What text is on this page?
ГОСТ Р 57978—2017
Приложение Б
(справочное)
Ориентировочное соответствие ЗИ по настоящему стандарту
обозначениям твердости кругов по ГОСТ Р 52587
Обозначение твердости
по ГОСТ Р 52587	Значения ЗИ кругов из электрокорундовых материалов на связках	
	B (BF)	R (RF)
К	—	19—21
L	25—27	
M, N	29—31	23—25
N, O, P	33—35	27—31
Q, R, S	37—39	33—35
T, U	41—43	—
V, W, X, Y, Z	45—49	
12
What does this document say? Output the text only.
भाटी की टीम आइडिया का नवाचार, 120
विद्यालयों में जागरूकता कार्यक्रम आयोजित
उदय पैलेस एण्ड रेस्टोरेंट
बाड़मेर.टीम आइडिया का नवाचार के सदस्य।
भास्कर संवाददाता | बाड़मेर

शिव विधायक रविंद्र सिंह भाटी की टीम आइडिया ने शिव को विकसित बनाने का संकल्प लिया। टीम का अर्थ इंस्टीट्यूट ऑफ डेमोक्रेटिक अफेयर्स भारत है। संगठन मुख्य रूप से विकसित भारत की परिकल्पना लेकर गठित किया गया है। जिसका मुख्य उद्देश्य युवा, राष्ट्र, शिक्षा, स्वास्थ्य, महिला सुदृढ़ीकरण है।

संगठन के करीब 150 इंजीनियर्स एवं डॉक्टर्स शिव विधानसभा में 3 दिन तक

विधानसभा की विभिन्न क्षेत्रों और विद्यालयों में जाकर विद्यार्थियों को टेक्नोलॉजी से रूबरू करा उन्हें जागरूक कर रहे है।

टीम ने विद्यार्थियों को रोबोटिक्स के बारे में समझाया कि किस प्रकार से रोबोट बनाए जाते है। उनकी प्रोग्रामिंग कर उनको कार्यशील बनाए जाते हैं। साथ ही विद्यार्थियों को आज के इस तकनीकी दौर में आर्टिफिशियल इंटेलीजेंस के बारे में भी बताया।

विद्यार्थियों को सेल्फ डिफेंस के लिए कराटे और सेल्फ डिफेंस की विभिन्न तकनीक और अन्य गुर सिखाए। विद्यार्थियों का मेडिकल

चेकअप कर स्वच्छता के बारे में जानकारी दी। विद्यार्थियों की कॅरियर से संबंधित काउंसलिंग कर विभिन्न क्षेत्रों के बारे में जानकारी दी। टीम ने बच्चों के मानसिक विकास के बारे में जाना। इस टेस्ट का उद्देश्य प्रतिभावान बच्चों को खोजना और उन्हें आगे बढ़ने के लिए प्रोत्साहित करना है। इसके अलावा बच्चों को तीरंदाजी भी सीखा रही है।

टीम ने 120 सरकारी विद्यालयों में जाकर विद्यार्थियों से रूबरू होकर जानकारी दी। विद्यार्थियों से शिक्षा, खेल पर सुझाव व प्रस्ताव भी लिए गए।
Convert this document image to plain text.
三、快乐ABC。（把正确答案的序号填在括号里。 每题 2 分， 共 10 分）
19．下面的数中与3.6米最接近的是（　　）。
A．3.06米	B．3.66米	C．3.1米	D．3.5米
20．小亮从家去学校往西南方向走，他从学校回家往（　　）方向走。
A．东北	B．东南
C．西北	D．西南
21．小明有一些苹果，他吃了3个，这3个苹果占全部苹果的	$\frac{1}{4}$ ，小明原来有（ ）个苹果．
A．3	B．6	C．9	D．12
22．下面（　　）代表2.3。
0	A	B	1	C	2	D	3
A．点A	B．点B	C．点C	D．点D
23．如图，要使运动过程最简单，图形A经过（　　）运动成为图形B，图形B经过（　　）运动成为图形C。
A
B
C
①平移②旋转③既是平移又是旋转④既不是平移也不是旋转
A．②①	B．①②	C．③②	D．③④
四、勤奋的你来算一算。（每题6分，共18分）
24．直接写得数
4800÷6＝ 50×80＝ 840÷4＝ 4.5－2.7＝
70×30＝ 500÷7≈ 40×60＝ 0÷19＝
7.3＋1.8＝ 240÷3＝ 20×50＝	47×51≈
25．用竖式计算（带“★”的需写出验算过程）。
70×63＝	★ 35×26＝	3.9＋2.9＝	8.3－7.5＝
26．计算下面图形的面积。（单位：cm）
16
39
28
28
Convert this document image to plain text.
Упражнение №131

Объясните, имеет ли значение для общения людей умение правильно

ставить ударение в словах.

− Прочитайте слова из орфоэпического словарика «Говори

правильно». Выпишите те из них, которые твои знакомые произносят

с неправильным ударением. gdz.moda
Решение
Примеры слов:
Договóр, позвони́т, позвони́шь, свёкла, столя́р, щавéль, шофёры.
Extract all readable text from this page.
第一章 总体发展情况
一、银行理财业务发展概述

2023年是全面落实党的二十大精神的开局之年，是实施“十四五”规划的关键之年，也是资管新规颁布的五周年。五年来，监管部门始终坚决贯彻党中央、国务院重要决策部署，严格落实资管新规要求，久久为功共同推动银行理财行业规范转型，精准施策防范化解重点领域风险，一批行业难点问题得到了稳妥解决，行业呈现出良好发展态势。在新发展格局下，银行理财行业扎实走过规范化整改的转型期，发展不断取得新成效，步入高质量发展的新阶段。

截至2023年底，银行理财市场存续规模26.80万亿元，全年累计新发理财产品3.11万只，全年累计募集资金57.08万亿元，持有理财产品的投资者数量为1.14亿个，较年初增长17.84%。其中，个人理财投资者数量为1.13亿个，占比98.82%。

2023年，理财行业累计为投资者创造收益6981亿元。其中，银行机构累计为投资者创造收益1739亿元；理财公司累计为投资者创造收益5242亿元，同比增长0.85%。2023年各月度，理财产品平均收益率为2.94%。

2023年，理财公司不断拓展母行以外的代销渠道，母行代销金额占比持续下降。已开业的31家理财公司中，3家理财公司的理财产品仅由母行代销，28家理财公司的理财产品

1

### Exercise directions
Find all lines where the word "this" appears. Copy them.

### Solution below
What text is on this page?
What does this document say? Output the text only.
Convert this document image to plain text.
Convert this document image to plain text.
Extract all readable text from this page.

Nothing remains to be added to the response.